### [Problem statement]
All the data below goes into the copy word for word, but the pictures don't.

### [Listed entries]

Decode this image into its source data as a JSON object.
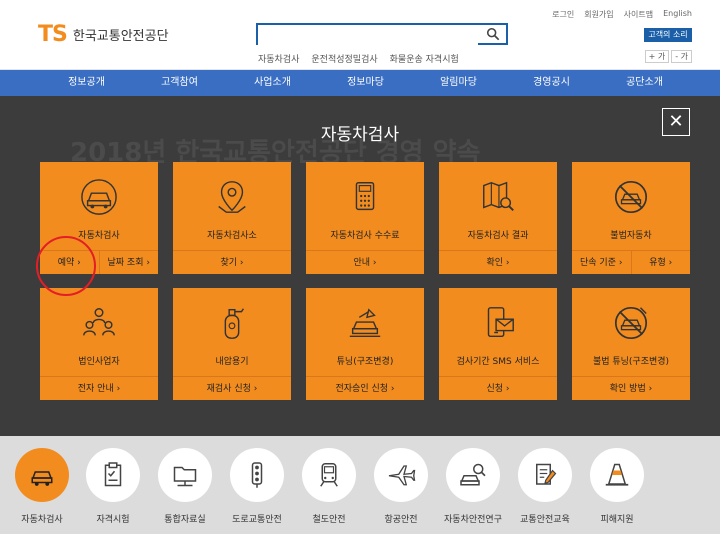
{
  "header": {
    "logo_mark": "TS",
    "logo_name": "한국교통안전공단",
    "search_value": "",
    "keywords": [
      "자동차검사",
      "운전적성정밀검사",
      "화물운송 자격시험"
    ],
    "util_links": [
      "로그인",
      "회원가입",
      "사이트맵",
      "English"
    ],
    "voice_button": "고객의 소리",
    "font_plus": "+ 가",
    "font_minus": "- 가"
  },
  "nav": [
    "정보공개",
    "고객참여",
    "사업소개",
    "정보마당",
    "알림마당",
    "경영공시",
    "공단소개"
  ],
  "overlay": {
    "background_text": "2018년 한국교통안전공단 경영 약속",
    "title": "자동차검사",
    "close_symbol": "✕",
    "tiles": [
      {
        "title": "자동차검사",
        "icon": "car-inspection-icon",
        "links": [
          "예약 ›",
          "날짜 조회 ›"
        ]
      },
      {
        "title": "자동차검사소",
        "icon": "map-pin-icon",
        "links": [
          "찾기 ›"
        ]
      },
      {
        "title": "자동차검사 수수료",
        "icon": "calculator-icon",
        "links": [
          "안내 ›"
        ]
      },
      {
        "title": "자동차검사 결과",
        "icon": "map-search-icon",
        "links": [
          "확인 ›"
        ]
      },
      {
        "title": "불법자동차",
        "icon": "no-car-icon",
        "links": [
          "단속 기준 ›",
          "유형 ›"
        ]
      },
      {
        "title": "법인사업자",
        "icon": "people-icon",
        "links": [
          "전자 안내 ›"
        ]
      },
      {
        "title": "내압용기",
        "icon": "gas-cylinder-icon",
        "links": [
          "재검사 신청 ›"
        ]
      },
      {
        "title": "튜닝(구조변경)",
        "icon": "tuning-car-icon",
        "links": [
          "전자승인 신청 ›"
        ]
      },
      {
        "title": "검사기간 SMS 서비스",
        "icon": "phone-mail-icon",
        "links": [
          "신청 ›"
        ]
      },
      {
        "title": "불법 튜닝(구조변경)",
        "icon": "no-tuning-icon",
        "links": [
          "확인 방법 ›"
        ]
      }
    ]
  },
  "quick_menu": [
    {
      "label": "자동차검사",
      "icon": "car-inspection-icon",
      "active": true
    },
    {
      "label": "자격시험",
      "icon": "clipboard-icon",
      "active": false
    },
    {
      "label": "통합자료실",
      "icon": "folder-network-icon",
      "active": false
    },
    {
      "label": "도로교통안전",
      "icon": "traffic-light-icon",
      "active": false
    },
    {
      "label": "철도안전",
      "icon": "train-icon",
      "active": false
    },
    {
      "label": "항공안전",
      "icon": "airplane-icon",
      "active": false
    },
    {
      "label": "자동차안전연구",
      "icon": "car-search-icon",
      "active": false
    },
    {
      "label": "교통안전교육",
      "icon": "document-edit-icon",
      "active": false
    },
    {
      "label": "피해지원",
      "icon": "traffic-cone-icon",
      "active": false
    }
  ],
  "colors": {
    "brand_blue": "#1b5fa8",
    "nav_blue": "#3a6ec2",
    "orange": "#f28c1e",
    "overlay": "#3c3c3c",
    "highlight_red": "#e41e26"
  }
}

### [Expected output]
Decode this image into its source data as a JSON object.
{
  "header": {
    "logo_mark": "TS",
    "logo_name": "한국교통안전공단",
    "search_value": "",
    "keywords": [
      "자동차검사",
      "운전적성정밀검사",
      "화물운송 자격시험"
    ],
    "util_links": [
      "로그인",
      "회원가입",
      "사이트맵",
      "English"
    ],
    "voice_button": "고객의 소리",
    "font_plus": "+ 가",
    "font_minus": "- 가"
  },
  "nav": [
    "정보공개",
    "고객참여",
    "사업소개",
    "정보마당",
    "알림마당",
    "경영공시",
    "공단소개"
  ],
  "overlay": {
    "background_text": "2018년 한국교통안전공단 경영 약속",
    "title": "자동차검사",
    "close_symbol": "✕",
    "tiles": [
      {
        "title": "자동차검사",
        "icon": "car-inspection-icon",
        "links": [
          "예약 ›",
          "날짜 조회 ›"
        ]
      },
      {
        "title": "자동차검사소",
        "icon": "map-pin-icon",
        "links": [
          "찾기 ›"
        ]
      },
      {
        "title": "자동차검사 수수료",
        "icon": "calculator-icon",
        "links": [
          "안내 ›"
        ]
      },
      {
        "title": "자동차검사 결과",
        "icon": "map-search-icon",
        "links": [
          "확인 ›"
        ]
      },
      {
        "title": "불법자동차",
        "icon": "no-car-icon",
        "links": [
          "단속 기준 ›",
          "유형 ›"
        ]
      },
      {
        "title": "법인사업자",
        "icon": "people-icon",
        "links": [
          "전자 안내 ›"
        ]
      },
      {
        "title": "내압용기",
        "icon": "gas-cylinder-icon",
        "links": [
          "재검사 신청 ›"
        ]
      },
      {
        "title": "튜닝(구조변경)",
        "icon": "tuning-car-icon",
        "links": [
          "전자승인 신청 ›"
        ]
      },
      {
        "title": "검사기간 SMS 서비스",
        "icon": "phone-mail-icon",
        "links": [
          "신청 ›"
        ]
      },
      {
        "title": "불법 튜닝(구조변경)",
        "icon": "no-tuning-icon",
        "links": [
          "확인 방법 ›"
        ]
      }
    ]
  },
  "quick_menu": [
    {
      "label": "자동차검사",
      "icon": "car-inspection-icon",
      "active": true
    },
    {
      "label": "자격시험",
      "icon": "clipboard-icon",
      "active": false
    },
    {
      "label": "통합자료실",
      "icon": "folder-network-icon",
      "active": false
    },
    {
      "label": "도로교통안전",
      "icon": "traffic-light-icon",
      "active": false
    },
    {
      "label": "철도안전",
      "icon": "train-icon",
      "active": false
    },
    {
      "label": "항공안전",
      "icon": "airplane-icon",
      "active": false
    },
    {
      "label": "자동차안전연구",
      "icon": "car-search-icon",
      "active": false
    },
    {
      "label": "교통안전교육",
      "icon": "document-edit-icon",
      "active": false
    },
    {
      "label": "피해지원",
      "icon": "traffic-cone-icon",
      "active": false
    }
  ],
  "colors": {
    "brand_blue": "#1b5fa8",
    "nav_blue": "#3a6ec2",
    "orange": "#f28c1e",
    "overlay": "#3c3c3c",
    "highlight_red": "#e41e26"
  }
}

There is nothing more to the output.